In the entries, find all lines that hold the word "JSON" and copy them.

Collected data
* begin *
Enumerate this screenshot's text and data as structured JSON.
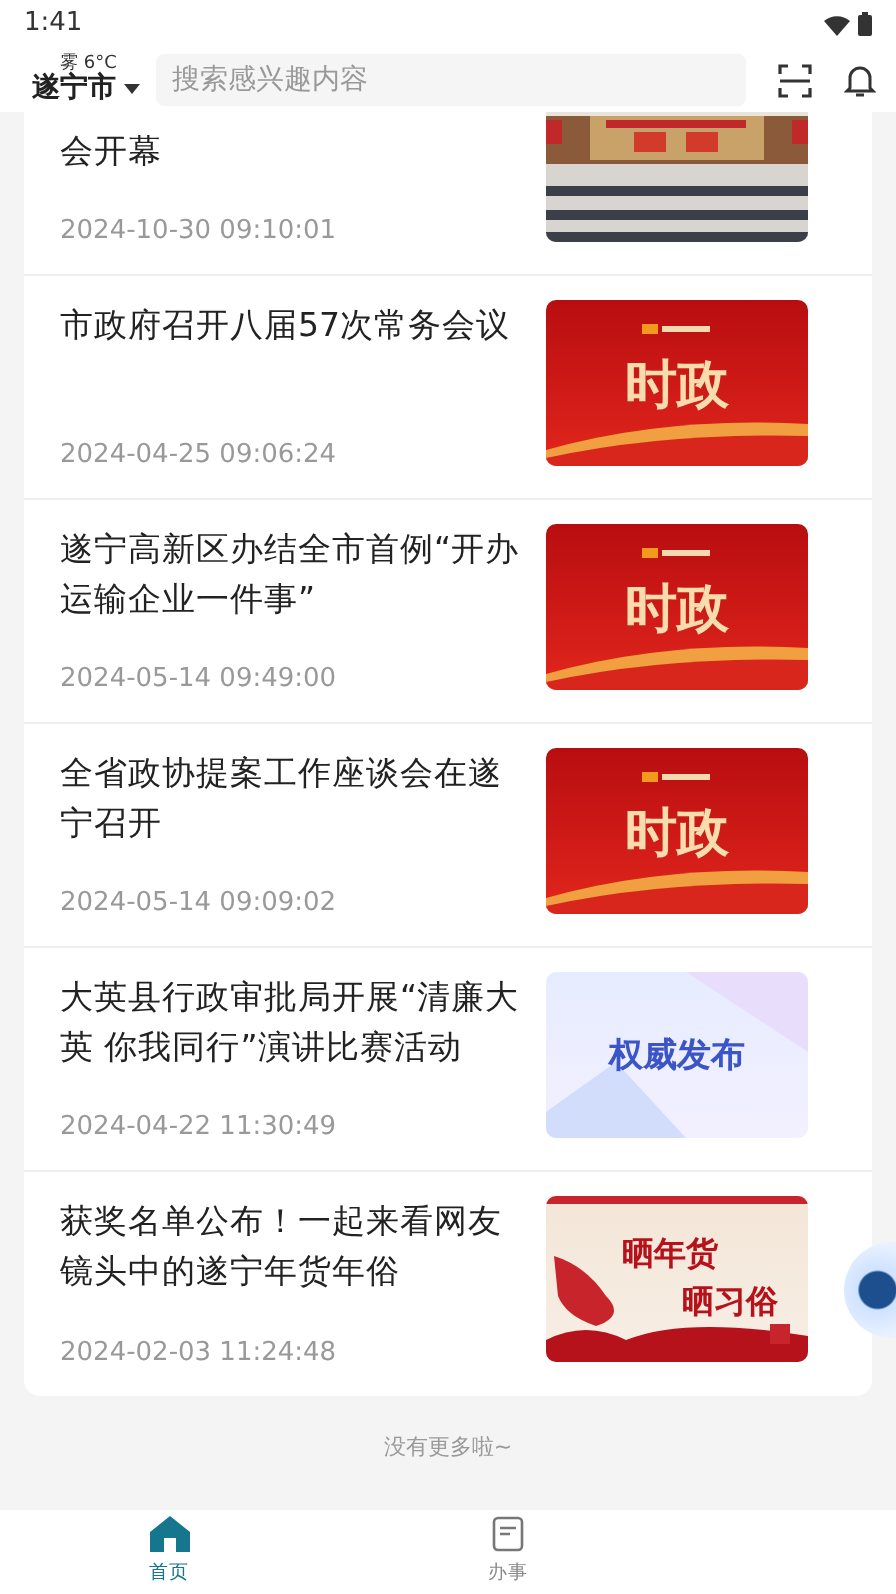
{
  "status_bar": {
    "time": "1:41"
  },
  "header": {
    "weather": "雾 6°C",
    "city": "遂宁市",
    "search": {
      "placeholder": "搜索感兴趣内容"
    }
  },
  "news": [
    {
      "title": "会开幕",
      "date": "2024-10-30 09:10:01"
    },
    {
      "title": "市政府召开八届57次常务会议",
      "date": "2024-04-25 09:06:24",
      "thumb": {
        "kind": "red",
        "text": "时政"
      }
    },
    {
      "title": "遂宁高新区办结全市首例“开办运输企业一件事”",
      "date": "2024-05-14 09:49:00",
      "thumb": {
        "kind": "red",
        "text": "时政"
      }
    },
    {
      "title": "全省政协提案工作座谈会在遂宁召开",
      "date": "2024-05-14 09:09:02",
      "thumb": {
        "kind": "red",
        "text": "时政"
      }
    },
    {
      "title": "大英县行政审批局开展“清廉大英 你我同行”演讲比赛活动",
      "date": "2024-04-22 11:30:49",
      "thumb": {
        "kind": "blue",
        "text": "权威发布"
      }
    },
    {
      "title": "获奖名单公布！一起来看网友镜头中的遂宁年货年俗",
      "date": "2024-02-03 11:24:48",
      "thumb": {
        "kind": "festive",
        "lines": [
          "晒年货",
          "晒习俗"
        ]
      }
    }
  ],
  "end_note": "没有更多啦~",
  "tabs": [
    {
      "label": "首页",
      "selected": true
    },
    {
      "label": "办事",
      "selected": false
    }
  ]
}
* end *
* begin *
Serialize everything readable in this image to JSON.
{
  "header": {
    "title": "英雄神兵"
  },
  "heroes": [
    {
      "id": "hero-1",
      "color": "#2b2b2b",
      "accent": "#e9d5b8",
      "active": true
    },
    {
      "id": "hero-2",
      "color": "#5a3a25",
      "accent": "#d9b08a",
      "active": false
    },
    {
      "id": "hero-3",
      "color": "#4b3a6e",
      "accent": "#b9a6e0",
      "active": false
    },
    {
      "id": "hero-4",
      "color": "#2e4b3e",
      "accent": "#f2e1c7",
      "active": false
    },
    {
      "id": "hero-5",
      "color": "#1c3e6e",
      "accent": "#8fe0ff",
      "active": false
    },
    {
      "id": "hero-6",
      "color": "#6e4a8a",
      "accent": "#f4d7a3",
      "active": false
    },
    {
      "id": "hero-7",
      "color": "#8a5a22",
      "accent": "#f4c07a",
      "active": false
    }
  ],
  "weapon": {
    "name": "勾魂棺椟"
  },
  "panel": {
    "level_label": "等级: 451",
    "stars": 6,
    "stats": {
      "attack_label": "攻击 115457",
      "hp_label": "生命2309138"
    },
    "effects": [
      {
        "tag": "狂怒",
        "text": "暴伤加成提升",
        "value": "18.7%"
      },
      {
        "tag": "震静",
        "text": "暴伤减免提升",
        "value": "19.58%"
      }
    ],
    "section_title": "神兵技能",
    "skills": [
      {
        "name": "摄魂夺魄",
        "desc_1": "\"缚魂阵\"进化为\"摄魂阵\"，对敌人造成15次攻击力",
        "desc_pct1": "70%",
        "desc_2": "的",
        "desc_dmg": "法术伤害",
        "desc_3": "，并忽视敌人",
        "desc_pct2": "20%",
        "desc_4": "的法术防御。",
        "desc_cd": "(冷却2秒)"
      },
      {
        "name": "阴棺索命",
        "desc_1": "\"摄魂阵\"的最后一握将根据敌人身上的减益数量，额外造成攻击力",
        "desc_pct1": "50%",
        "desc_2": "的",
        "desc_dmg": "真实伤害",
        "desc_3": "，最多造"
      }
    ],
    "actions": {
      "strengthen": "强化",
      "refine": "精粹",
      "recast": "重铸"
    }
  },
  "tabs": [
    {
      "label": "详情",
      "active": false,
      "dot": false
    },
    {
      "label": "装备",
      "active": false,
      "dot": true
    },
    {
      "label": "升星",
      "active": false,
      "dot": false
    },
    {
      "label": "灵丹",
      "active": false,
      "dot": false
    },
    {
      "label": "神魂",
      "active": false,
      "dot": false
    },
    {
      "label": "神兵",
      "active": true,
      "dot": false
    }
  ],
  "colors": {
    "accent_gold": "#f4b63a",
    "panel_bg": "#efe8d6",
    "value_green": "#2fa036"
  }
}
* end *
RESPONSE TO THE TASK >>
Enumerate this screenshot's text and data as structured JSON.
Serialize everything readable in this image to JSON.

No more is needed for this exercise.